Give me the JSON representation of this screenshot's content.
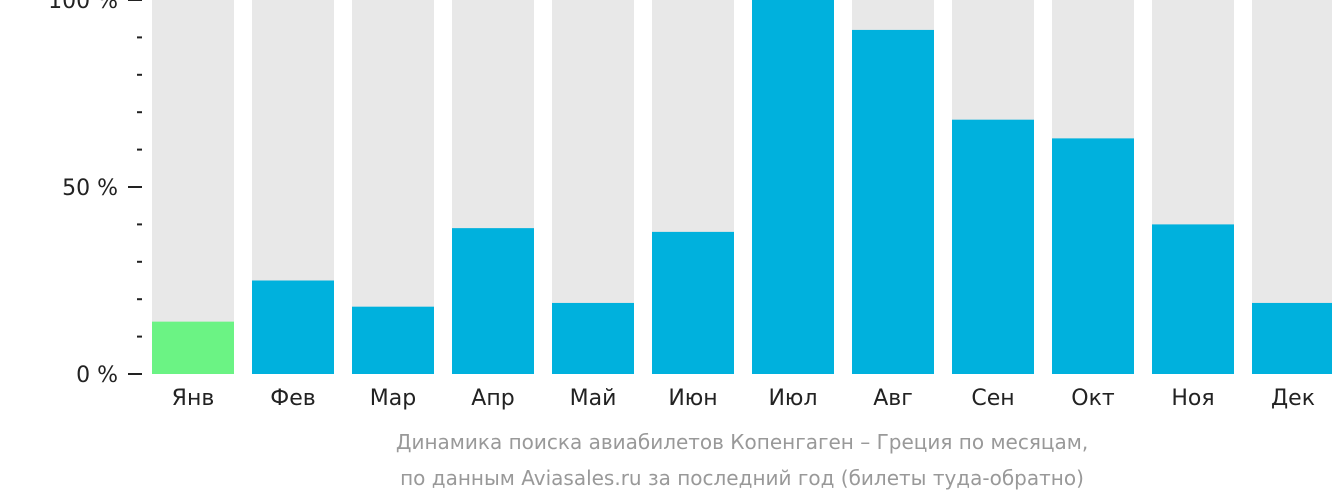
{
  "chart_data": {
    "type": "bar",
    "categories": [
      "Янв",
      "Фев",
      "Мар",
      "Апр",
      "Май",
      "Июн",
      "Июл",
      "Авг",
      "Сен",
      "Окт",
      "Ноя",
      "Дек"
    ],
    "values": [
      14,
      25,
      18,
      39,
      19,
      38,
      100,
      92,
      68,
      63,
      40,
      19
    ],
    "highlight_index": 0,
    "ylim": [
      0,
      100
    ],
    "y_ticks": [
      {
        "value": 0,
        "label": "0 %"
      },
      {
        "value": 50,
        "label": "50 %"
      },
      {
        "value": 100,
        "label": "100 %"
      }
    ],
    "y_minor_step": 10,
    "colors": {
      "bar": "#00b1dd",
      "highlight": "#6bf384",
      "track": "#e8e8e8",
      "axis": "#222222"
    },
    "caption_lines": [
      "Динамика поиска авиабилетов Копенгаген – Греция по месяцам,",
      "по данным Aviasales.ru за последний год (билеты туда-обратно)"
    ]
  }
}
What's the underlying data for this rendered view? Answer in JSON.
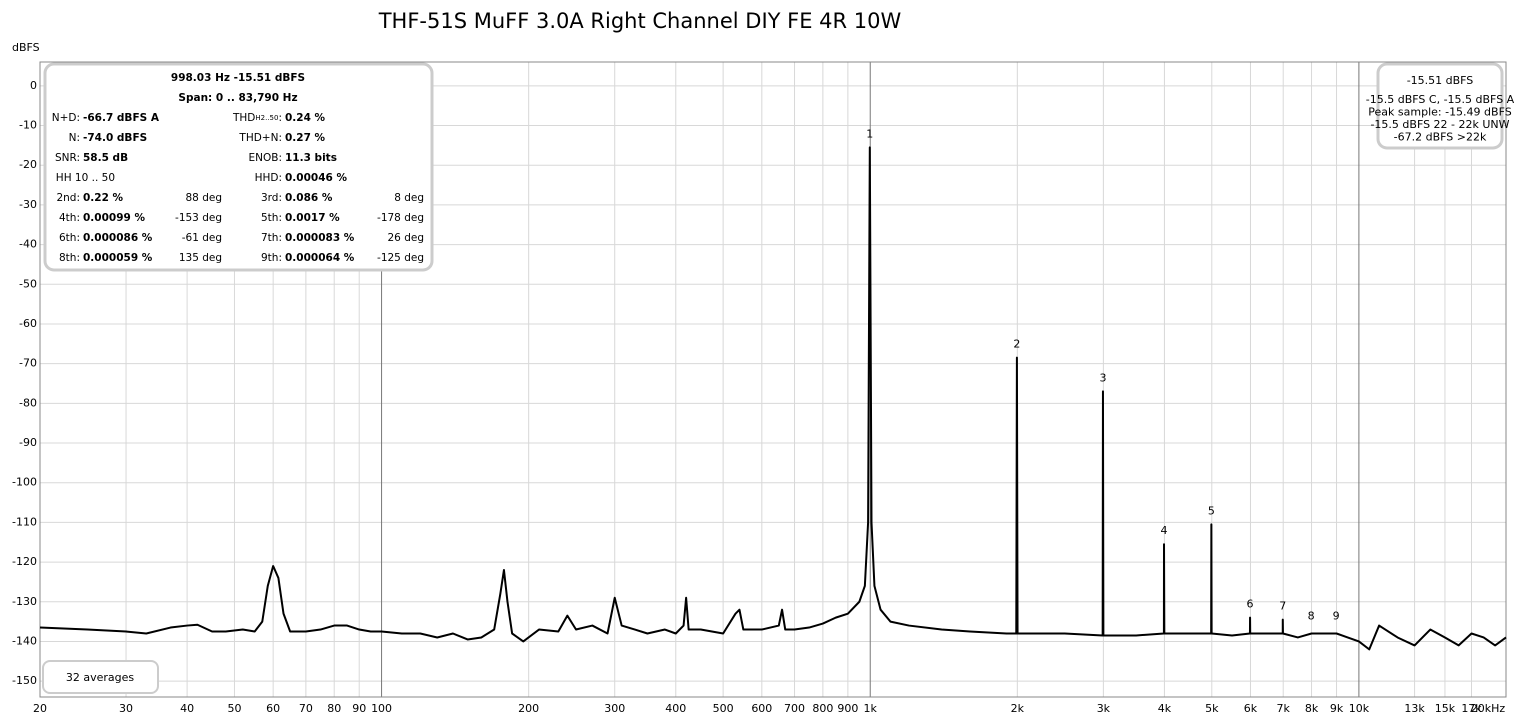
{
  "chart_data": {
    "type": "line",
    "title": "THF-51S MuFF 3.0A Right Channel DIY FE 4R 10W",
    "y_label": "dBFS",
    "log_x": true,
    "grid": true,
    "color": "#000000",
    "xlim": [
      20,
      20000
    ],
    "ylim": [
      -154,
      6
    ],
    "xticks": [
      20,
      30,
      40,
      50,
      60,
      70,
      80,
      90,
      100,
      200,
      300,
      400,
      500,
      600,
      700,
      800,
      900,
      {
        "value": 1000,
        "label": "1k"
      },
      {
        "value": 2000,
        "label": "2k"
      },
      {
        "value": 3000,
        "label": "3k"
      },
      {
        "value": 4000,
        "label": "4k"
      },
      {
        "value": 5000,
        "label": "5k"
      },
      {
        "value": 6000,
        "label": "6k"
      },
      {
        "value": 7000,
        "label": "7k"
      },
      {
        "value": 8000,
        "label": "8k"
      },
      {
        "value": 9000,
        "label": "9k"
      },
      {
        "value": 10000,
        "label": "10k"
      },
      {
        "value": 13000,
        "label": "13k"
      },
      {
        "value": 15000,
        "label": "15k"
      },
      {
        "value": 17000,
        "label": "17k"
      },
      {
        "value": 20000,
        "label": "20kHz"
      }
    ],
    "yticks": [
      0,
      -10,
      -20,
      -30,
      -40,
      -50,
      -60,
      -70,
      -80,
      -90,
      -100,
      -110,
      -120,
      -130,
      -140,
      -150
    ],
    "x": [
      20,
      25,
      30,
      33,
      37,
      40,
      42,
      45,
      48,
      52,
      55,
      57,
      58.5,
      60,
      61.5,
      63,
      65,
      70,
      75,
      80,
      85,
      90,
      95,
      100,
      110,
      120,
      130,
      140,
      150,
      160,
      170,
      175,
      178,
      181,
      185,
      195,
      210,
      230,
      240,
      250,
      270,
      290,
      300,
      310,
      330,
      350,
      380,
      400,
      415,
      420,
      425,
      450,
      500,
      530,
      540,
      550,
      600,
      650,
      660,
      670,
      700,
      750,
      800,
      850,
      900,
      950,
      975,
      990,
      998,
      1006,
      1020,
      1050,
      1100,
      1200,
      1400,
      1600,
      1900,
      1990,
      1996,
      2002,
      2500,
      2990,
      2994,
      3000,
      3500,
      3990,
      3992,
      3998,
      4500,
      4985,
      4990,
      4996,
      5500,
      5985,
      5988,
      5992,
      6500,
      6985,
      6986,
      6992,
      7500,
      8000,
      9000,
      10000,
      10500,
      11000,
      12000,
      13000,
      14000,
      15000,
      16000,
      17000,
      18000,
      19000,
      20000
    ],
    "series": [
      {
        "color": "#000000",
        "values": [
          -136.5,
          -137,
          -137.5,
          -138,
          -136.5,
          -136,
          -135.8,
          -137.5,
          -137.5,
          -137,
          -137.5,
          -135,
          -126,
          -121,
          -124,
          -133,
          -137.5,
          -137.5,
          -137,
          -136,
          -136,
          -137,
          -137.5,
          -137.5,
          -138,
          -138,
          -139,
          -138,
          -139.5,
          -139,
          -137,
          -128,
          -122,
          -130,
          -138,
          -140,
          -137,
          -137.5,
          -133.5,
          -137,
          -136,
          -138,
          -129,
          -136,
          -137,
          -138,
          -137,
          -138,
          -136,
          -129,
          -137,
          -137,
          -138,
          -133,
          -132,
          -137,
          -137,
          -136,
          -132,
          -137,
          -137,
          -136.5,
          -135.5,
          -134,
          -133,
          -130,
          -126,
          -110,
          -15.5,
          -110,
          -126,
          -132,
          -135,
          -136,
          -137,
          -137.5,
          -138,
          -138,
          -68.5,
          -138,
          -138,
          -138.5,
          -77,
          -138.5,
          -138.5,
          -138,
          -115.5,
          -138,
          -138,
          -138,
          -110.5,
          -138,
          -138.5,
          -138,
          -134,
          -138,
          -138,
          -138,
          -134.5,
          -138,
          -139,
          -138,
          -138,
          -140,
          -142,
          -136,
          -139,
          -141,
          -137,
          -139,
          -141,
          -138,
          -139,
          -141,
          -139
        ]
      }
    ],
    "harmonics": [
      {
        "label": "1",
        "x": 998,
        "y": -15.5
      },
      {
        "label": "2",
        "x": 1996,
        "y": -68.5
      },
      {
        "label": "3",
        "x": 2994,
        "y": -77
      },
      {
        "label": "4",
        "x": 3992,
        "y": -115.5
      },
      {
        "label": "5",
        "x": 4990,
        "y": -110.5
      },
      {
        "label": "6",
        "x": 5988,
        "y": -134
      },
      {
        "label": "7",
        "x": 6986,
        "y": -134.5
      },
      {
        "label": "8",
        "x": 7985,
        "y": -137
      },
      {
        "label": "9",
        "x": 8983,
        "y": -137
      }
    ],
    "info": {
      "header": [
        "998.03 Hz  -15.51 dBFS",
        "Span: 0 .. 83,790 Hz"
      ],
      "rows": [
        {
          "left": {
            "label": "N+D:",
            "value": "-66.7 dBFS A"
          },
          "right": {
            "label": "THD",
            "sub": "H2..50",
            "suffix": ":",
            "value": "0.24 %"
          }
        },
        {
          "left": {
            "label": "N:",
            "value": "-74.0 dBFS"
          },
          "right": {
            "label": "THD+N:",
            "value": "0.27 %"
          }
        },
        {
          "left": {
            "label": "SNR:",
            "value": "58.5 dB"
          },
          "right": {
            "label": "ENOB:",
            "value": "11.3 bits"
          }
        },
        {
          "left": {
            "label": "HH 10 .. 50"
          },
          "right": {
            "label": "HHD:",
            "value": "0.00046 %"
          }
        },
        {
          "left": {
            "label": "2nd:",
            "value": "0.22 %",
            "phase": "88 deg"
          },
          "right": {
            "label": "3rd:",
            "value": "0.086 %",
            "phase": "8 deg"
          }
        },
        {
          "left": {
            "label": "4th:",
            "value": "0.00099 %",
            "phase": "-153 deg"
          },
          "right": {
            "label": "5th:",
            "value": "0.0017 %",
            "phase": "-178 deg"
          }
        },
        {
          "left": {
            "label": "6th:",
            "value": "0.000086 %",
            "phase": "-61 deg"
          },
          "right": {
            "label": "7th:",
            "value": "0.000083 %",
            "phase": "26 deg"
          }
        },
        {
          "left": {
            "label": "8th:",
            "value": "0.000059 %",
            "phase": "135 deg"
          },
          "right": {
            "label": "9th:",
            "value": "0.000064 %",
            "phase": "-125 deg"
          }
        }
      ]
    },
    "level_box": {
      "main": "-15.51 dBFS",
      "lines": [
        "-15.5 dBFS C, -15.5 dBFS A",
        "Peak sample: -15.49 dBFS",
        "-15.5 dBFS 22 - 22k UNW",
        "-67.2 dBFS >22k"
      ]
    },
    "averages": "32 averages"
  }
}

· · ·

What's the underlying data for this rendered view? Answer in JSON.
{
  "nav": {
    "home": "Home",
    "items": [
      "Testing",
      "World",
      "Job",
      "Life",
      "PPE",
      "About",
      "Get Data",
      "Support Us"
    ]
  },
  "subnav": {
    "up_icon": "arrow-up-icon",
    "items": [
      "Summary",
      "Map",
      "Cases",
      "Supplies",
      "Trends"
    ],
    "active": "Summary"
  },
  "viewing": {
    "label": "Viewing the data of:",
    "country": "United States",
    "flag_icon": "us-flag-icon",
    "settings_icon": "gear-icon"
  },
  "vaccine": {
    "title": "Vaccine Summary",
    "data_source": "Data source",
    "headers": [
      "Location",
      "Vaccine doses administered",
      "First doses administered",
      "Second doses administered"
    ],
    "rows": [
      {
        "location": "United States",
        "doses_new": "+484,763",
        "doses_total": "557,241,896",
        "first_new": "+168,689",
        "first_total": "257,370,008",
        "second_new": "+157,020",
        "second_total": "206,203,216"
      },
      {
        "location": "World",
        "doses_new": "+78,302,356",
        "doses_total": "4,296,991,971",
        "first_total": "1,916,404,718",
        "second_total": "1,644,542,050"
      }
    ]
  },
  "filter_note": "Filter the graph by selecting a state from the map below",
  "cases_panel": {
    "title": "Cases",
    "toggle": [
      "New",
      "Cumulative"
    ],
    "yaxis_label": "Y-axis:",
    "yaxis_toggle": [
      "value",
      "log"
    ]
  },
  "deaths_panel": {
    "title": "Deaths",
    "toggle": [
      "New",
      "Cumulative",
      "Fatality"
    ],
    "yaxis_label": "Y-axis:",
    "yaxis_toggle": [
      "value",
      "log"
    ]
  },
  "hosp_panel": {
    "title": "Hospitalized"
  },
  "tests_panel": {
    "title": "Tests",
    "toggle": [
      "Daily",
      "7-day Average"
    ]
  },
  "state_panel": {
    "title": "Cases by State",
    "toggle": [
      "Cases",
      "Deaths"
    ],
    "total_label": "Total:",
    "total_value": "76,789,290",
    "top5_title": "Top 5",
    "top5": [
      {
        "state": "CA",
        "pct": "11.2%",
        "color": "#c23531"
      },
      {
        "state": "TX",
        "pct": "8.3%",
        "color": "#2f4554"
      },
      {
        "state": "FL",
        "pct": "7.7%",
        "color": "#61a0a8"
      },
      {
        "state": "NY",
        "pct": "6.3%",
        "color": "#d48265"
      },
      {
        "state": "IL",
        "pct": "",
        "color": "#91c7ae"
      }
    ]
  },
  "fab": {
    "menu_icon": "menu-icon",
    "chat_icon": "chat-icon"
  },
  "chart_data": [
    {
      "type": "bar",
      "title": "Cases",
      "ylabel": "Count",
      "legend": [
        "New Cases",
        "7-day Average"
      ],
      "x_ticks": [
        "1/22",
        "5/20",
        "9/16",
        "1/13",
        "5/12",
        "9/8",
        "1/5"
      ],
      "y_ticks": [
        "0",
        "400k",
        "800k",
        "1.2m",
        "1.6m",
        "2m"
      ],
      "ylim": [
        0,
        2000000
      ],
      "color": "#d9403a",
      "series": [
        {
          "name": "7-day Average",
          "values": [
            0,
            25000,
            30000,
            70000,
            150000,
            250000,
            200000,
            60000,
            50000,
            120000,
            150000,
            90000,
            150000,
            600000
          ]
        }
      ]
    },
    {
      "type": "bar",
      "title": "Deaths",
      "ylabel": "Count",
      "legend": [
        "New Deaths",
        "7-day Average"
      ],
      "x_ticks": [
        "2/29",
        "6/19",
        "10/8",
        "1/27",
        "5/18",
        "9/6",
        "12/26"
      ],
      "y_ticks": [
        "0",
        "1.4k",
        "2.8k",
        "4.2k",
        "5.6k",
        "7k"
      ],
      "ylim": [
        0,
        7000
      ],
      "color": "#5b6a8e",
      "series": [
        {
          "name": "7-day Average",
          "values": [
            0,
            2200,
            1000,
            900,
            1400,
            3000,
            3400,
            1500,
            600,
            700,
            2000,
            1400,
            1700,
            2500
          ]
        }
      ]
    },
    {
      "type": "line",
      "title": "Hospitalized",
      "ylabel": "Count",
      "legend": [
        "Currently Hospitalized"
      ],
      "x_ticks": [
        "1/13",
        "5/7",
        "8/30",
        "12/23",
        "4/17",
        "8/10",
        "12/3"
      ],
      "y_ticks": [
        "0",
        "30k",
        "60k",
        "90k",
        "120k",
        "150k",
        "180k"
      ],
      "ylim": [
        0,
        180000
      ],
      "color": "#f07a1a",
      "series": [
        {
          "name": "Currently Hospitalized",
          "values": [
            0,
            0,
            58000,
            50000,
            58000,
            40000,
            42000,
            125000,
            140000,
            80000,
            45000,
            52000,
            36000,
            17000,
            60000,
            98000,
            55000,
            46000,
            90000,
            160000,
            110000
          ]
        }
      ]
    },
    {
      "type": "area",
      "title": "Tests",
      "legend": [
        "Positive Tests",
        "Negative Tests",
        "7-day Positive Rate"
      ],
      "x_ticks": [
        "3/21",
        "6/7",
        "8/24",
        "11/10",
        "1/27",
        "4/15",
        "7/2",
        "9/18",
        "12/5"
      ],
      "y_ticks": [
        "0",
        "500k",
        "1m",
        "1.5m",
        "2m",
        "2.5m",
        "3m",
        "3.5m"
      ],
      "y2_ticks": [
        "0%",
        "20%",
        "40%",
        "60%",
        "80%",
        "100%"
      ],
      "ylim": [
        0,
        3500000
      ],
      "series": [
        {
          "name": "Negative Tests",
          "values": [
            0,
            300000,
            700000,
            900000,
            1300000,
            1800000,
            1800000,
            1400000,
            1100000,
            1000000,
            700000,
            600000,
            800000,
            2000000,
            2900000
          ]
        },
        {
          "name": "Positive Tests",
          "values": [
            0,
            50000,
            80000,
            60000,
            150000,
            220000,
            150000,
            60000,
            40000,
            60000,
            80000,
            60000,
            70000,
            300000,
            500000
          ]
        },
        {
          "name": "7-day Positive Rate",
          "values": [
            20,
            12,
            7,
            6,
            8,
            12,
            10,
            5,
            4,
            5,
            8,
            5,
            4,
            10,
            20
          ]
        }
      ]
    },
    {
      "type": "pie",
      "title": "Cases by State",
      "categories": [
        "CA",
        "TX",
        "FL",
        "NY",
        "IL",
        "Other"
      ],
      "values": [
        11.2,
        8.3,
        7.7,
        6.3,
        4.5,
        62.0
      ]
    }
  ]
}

· · ·

Look through the material and say how many lines hold "States". Give the number only.

2